| Aim of the exercise |
Scan the entries below for the word "grid". Copy each line that has it.

*** Data excerpts ***

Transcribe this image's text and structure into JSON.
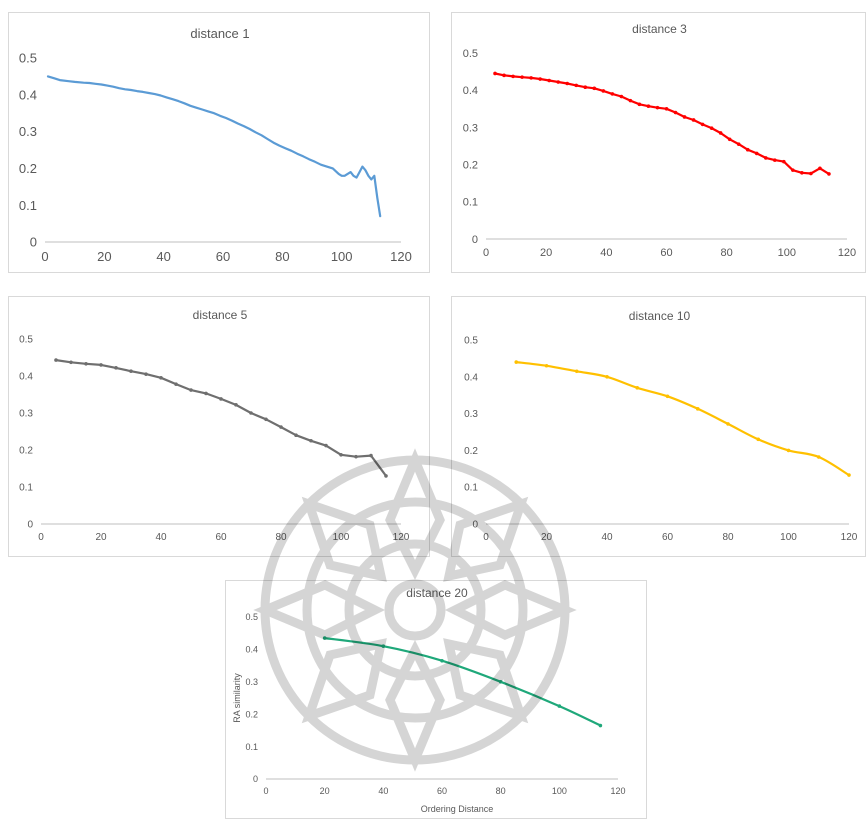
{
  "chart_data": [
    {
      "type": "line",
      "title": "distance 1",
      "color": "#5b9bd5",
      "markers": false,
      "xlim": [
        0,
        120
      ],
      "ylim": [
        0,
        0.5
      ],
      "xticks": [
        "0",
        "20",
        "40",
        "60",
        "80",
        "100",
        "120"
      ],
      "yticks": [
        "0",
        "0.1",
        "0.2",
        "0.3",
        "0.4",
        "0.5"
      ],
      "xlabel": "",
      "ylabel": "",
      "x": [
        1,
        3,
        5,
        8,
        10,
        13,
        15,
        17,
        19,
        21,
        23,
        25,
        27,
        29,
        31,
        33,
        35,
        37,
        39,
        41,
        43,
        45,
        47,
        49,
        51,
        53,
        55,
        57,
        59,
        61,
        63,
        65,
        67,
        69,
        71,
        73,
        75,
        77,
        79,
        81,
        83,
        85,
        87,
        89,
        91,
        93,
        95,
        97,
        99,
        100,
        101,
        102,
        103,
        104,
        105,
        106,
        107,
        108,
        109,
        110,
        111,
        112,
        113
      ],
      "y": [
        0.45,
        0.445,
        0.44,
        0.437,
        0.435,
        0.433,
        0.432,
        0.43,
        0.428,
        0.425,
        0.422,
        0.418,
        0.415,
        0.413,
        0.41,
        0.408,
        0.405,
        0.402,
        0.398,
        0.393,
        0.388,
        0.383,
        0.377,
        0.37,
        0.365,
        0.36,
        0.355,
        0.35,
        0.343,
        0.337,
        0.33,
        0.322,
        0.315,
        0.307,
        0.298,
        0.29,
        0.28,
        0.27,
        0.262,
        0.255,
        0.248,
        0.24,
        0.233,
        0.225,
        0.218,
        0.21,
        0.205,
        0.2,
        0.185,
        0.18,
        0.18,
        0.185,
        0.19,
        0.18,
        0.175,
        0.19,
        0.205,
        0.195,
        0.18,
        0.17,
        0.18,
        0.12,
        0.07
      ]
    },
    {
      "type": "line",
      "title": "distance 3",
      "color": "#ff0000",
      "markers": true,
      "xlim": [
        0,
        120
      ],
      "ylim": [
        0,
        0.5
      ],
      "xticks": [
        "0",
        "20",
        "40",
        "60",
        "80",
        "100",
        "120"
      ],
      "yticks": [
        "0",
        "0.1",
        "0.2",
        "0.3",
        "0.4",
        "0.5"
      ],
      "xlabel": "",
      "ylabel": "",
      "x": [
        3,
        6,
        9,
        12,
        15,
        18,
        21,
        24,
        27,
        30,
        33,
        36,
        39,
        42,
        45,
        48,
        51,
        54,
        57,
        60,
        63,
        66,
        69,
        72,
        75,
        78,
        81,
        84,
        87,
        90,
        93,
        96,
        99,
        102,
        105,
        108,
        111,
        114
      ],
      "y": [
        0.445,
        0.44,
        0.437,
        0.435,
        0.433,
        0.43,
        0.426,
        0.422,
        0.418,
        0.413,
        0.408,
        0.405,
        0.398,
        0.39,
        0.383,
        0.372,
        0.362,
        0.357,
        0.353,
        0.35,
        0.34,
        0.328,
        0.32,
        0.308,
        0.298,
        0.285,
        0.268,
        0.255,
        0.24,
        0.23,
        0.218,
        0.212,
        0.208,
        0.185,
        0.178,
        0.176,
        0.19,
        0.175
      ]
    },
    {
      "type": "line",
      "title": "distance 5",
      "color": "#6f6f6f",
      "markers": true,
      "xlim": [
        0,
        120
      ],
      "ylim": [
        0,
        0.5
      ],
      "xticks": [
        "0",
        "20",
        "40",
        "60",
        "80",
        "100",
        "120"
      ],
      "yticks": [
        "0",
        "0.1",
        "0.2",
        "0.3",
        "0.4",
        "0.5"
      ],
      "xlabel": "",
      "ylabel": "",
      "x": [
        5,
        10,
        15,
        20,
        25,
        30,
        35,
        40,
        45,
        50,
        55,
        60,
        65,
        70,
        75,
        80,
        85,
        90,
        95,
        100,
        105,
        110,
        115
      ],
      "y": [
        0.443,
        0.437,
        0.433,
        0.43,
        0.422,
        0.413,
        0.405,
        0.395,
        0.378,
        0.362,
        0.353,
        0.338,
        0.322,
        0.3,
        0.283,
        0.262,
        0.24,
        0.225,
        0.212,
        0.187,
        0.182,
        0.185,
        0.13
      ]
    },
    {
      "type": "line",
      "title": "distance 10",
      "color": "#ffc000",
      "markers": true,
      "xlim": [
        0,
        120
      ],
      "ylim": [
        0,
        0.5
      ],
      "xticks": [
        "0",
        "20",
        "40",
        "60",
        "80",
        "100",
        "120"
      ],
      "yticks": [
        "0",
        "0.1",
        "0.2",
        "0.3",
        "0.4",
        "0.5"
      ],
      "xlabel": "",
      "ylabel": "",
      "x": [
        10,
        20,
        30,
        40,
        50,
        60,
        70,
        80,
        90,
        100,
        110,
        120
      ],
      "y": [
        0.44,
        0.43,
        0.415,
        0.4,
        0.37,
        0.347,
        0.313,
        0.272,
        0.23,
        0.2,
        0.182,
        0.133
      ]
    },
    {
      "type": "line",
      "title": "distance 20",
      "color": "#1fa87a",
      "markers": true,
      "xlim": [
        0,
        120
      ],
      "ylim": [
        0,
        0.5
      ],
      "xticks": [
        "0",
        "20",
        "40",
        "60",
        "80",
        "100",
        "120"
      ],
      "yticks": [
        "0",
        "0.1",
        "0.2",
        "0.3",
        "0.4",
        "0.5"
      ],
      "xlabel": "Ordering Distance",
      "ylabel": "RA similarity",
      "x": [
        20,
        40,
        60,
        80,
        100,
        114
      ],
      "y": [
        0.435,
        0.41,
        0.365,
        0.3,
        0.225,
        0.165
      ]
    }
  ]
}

***
*** Data excerpts ***

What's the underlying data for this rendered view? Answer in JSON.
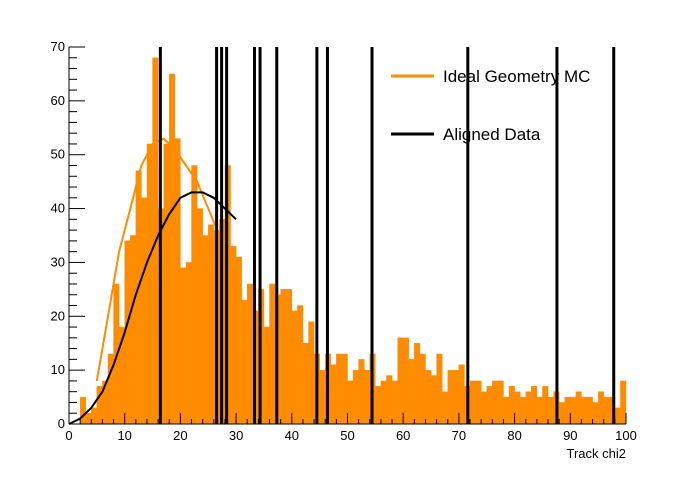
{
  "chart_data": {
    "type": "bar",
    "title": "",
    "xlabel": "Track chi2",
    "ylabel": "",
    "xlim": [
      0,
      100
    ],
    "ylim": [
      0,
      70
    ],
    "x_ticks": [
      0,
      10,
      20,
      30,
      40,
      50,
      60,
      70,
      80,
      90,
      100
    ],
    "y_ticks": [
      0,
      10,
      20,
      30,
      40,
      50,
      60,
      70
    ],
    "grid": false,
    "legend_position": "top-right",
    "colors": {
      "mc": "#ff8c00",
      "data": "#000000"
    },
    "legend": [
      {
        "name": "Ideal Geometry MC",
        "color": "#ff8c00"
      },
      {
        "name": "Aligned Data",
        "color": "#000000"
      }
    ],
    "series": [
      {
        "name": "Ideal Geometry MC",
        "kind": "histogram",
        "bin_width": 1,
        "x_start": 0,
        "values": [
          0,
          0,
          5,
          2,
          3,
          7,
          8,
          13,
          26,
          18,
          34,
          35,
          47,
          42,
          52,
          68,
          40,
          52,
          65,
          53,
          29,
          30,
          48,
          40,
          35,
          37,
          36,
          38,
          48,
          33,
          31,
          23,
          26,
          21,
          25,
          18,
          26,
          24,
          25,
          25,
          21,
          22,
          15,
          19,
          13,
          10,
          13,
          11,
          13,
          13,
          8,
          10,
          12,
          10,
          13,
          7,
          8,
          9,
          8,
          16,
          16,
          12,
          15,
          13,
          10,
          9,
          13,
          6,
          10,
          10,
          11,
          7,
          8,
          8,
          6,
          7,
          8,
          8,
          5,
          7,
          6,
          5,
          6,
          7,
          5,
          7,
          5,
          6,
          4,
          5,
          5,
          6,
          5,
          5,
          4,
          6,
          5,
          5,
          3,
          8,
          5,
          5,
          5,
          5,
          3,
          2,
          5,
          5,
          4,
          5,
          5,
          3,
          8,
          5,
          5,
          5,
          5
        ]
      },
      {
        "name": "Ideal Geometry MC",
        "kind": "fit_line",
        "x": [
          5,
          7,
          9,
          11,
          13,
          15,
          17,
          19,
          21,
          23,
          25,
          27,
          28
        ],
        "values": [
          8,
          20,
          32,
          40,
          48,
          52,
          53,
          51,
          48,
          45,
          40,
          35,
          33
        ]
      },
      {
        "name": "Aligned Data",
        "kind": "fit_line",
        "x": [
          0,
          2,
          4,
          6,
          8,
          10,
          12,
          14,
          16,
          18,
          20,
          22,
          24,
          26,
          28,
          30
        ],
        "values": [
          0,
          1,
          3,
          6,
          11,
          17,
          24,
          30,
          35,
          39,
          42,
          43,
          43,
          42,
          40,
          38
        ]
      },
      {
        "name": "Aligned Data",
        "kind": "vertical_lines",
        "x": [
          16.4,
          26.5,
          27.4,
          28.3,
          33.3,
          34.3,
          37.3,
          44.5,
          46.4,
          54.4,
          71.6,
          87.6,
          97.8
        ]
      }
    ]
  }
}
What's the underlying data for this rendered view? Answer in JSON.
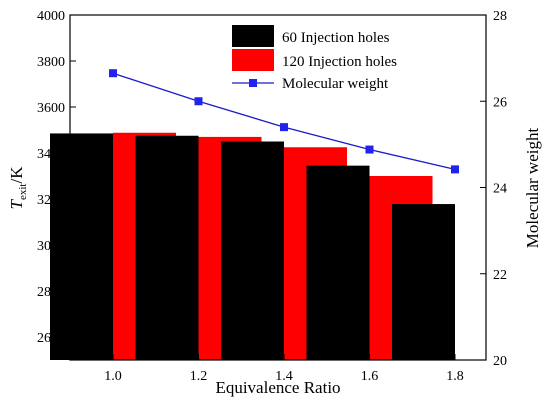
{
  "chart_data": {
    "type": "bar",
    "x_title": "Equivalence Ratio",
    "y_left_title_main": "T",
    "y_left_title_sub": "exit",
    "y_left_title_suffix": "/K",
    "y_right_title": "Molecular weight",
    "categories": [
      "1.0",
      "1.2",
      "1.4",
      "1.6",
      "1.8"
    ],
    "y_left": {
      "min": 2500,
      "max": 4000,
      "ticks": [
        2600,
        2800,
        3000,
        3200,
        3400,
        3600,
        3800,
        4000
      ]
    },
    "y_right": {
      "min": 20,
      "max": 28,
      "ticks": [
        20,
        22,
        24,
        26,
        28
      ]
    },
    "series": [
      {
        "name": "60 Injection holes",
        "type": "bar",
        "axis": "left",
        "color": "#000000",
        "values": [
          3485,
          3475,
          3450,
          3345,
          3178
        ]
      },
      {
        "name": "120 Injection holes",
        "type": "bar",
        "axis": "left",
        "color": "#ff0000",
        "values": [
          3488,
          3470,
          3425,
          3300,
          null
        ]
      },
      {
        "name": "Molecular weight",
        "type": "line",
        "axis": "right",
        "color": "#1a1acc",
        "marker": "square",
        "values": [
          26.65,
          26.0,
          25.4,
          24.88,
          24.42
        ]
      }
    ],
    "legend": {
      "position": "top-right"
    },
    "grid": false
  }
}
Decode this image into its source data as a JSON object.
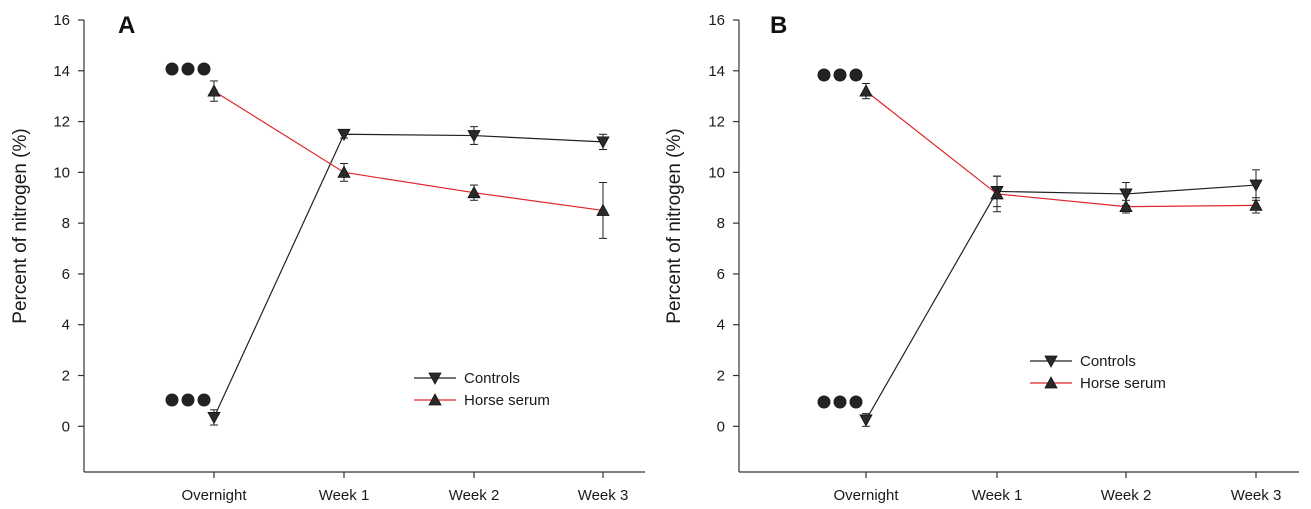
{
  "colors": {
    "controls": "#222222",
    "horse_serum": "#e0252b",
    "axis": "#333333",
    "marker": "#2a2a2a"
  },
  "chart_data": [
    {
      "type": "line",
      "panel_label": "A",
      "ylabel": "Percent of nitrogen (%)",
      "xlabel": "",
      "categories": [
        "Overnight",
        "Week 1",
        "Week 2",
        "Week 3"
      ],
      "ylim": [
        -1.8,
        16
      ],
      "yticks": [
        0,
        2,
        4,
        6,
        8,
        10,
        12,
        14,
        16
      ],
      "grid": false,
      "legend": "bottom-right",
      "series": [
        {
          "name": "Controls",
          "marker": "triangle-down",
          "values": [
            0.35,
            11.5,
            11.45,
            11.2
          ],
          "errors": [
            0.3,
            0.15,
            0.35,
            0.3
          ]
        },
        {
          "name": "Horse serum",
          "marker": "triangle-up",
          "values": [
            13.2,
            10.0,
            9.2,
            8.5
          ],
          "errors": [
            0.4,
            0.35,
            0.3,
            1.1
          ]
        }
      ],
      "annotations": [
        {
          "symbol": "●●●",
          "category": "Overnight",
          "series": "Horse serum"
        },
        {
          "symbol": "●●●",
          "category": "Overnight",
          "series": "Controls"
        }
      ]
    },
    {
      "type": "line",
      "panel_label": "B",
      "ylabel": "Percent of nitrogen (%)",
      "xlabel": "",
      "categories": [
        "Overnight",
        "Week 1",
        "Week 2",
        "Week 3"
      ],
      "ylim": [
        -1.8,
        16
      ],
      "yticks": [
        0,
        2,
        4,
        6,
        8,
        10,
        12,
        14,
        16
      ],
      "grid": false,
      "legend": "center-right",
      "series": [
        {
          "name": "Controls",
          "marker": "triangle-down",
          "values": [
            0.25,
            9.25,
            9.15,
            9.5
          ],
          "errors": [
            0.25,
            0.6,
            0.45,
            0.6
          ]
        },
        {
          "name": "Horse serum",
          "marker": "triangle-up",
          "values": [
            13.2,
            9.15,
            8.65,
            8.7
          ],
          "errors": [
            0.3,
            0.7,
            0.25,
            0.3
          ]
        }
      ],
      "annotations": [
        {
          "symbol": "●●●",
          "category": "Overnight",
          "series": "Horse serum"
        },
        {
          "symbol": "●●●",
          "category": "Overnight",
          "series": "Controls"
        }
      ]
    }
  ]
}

***
*** Data excerpts ***

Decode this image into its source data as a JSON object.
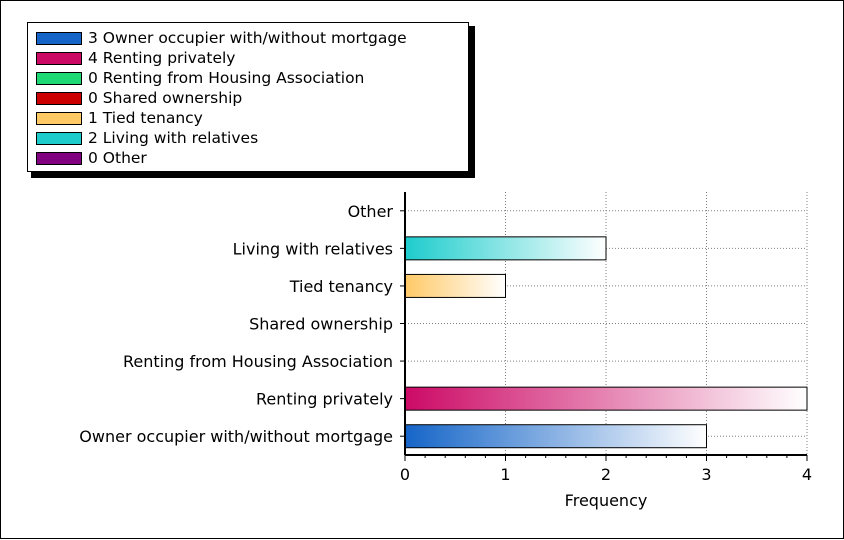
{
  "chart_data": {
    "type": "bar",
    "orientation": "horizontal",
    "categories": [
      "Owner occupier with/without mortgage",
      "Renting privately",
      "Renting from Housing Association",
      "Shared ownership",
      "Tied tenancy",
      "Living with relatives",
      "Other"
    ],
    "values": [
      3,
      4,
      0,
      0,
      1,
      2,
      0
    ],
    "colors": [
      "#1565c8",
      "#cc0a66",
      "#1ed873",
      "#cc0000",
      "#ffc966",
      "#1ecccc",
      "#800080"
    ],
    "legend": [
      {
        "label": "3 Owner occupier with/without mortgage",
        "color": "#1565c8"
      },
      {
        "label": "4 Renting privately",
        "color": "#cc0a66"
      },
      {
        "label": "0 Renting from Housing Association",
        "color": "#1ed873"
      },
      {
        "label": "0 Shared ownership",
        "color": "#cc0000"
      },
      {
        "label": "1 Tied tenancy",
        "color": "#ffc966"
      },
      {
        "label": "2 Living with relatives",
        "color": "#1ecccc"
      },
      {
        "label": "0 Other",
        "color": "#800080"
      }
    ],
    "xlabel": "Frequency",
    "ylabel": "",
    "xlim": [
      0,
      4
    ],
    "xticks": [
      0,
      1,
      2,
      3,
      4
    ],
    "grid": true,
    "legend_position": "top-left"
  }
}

***

| Response to this task |
    "grid": false,
    "grid": false
      "grid": false,
      "grid": false,
    "grid": true,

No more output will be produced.